» Your objective: All records below must be retyped exactly.

━━━━━ Input ━━━━━

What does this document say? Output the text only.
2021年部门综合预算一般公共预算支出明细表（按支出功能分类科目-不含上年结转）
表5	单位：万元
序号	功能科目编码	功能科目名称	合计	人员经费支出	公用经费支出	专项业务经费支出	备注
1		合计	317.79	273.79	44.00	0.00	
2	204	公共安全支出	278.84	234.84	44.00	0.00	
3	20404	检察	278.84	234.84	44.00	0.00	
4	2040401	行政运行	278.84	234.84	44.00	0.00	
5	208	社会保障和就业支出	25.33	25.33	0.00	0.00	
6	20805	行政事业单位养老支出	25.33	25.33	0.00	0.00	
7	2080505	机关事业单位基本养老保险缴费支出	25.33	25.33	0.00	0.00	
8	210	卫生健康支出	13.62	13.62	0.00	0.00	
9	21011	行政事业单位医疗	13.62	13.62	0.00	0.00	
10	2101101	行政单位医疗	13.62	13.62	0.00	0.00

━━━━━

» Exercise response:
What does this document say? Output the text only.
2021年部门综合预算一般公共预算支出明细表（按支出功能分类科目-不含上年结转）
表5	单位：万元
序号	功能科目编码	功能科目名称	合计	人员经费支出	公用经费支出	专项业务经费支出	备注
1		合计	317.79	273.79	44.00	0.00	
2	204	公共安全支出	278.84	234.84	44.00	0.00	
3	20404	检察	278.84	234.84	44.00	0.00	
4	2040401	行政运行	278.84	234.84	44.00	0.00	
5	208	社会保障和就业支出	25.33	25.33	0.00	0.00	
6	20805	行政事业单位养老支出	25.33	25.33	0.00	0.00	
7	2080505	机关事业单位基本养老保险缴费支出	25.33	25.33	0.00	0.00	
8	210	卫生健康支出	13.62	13.62	0.00	0.00	
9	21011	行政事业单位医疗	13.62	13.62	0.00	0.00	
10	2101101	行政单位医疗	13.62	13.62	0.00	0.00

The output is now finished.